Scan the lines below for the string "животных" and copy every one that has it.

•••••

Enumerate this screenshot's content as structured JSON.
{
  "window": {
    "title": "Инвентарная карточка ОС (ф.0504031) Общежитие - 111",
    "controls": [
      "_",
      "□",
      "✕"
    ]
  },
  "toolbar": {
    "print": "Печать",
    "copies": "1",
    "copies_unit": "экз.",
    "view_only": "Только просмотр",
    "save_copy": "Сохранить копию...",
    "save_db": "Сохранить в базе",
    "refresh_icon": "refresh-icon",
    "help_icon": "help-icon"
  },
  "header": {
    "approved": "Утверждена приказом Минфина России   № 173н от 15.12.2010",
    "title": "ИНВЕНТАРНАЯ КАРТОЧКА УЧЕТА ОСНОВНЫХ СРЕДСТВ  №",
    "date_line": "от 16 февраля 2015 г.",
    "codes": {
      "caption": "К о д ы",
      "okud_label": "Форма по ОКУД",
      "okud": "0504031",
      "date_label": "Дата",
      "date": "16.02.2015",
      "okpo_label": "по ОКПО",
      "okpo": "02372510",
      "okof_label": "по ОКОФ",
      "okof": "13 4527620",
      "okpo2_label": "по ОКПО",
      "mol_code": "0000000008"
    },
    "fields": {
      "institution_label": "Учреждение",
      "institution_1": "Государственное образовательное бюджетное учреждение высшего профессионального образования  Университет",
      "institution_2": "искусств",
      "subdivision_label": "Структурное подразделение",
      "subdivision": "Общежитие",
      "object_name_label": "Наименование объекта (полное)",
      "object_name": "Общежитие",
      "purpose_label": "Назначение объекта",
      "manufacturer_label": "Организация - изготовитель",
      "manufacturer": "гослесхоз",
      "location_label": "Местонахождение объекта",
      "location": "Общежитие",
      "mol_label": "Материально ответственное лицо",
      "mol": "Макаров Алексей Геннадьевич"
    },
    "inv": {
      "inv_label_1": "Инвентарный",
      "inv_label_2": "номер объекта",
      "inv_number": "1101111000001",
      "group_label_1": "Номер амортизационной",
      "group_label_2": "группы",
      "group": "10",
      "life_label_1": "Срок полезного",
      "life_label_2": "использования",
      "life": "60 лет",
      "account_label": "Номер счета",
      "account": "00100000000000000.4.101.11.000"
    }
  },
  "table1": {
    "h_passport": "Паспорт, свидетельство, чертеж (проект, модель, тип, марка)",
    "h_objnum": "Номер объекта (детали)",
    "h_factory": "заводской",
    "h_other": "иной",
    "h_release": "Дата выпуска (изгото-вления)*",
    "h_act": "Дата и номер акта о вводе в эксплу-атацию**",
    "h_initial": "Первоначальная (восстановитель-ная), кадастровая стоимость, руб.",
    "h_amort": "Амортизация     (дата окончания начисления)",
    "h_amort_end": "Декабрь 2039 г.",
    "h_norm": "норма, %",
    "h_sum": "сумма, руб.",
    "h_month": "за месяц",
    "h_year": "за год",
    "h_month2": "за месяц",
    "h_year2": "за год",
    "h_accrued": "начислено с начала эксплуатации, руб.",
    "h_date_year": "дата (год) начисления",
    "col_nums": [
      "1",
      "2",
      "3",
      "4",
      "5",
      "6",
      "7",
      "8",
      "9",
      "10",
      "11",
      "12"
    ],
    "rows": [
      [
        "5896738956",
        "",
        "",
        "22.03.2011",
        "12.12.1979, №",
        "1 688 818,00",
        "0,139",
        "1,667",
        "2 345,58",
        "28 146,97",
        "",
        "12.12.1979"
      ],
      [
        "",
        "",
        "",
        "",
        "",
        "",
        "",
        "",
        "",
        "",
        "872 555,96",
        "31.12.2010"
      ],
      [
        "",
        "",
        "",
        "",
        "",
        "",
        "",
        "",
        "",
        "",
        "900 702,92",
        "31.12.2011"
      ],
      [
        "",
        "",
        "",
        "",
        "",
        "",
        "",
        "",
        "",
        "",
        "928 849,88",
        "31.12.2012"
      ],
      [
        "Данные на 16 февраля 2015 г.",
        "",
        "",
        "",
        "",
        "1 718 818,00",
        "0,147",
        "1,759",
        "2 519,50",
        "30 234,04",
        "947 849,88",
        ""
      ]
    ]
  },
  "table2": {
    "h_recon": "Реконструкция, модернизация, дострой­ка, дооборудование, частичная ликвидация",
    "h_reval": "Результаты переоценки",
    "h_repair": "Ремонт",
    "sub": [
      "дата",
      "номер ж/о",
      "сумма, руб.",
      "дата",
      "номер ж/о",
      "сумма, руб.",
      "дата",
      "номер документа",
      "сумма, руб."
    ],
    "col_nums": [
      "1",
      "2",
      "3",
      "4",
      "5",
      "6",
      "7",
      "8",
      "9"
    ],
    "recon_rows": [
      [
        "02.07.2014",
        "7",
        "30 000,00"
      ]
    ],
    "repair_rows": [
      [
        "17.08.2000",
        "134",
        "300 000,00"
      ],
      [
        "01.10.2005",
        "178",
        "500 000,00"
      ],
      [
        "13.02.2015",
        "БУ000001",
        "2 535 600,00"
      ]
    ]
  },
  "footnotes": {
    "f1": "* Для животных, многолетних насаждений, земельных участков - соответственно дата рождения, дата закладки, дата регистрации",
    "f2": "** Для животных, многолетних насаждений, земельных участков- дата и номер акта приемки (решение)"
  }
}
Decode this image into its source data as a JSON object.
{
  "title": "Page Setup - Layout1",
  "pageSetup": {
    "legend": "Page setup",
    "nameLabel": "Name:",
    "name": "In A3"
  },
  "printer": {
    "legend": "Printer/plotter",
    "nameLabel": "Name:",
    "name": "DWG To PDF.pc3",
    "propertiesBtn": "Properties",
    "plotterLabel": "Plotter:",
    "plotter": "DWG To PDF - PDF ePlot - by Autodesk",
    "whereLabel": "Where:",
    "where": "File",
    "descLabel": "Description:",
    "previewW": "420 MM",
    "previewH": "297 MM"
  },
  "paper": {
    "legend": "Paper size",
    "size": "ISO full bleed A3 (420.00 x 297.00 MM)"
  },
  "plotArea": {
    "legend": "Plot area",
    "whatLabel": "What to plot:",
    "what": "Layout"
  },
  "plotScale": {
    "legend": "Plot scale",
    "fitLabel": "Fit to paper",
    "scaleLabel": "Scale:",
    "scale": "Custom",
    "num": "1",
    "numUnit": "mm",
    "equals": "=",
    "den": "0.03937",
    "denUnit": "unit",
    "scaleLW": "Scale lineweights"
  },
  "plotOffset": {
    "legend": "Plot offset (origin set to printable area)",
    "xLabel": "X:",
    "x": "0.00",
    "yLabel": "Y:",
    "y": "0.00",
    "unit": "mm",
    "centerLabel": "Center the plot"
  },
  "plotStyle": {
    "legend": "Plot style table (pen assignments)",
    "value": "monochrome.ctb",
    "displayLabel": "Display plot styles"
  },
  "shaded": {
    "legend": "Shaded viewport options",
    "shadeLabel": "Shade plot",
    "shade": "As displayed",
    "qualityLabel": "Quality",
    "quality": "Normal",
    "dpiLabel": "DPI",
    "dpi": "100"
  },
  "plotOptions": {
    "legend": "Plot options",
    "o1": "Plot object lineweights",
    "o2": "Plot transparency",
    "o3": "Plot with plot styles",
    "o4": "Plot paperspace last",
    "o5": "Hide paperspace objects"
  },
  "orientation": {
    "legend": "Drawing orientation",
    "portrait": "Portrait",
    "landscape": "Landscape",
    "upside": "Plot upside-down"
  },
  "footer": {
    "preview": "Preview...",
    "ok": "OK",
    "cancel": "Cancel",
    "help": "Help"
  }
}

•••••

_The response_:
    "f1": "* Для животных, многолетних насаждений, земельных участков - соответственно дата рождения, дата закладки, дата регистрации",
    "f2": "** Для животных, многолетних насаждений, земельных участков- дата и номер акта приемки (решение)"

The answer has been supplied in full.